Your instructions. Copy every line of the listing that holds the string "retrovisores".

[Stored entries]
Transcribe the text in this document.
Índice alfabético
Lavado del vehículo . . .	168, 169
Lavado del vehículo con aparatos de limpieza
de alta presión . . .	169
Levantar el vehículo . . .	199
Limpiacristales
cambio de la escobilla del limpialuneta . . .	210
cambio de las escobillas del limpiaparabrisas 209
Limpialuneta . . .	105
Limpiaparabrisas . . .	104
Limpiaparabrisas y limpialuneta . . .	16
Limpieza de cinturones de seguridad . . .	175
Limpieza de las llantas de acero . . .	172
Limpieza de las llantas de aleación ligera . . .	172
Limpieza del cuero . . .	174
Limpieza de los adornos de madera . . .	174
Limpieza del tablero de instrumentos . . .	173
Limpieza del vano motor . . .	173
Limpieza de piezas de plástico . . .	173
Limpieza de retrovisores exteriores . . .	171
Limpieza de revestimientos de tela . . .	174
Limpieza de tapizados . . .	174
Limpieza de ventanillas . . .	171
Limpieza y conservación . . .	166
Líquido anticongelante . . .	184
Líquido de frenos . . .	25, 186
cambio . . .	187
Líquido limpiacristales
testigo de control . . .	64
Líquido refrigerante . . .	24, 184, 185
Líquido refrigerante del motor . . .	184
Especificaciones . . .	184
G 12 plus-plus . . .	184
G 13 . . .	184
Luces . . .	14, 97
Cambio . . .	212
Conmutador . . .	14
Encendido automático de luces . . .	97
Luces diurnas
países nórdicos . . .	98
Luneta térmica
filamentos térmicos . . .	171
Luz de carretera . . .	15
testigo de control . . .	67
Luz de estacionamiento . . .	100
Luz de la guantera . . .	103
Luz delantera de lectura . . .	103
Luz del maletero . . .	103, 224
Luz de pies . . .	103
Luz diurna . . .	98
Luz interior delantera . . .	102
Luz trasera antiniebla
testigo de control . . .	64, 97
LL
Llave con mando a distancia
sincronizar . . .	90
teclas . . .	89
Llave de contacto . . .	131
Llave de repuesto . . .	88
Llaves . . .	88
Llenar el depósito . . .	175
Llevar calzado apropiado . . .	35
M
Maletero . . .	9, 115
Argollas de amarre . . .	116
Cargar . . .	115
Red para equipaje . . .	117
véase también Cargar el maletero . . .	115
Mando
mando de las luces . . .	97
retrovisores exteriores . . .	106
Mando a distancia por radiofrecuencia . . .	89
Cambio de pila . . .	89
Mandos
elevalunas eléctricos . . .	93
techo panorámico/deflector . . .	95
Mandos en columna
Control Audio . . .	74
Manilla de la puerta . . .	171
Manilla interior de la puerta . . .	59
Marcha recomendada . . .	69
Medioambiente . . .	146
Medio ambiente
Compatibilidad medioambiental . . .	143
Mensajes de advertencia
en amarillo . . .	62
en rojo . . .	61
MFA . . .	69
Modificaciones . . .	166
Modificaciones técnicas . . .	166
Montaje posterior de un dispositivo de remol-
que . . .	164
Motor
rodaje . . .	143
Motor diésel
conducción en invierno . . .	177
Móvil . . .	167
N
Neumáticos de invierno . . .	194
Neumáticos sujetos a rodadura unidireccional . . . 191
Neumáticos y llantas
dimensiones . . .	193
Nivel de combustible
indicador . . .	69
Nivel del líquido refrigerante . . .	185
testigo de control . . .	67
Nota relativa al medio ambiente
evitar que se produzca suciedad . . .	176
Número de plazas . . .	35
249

Written answer.
Limpieza de retrovisores exteriores . . .	171
retrovisores exteriores . . .	106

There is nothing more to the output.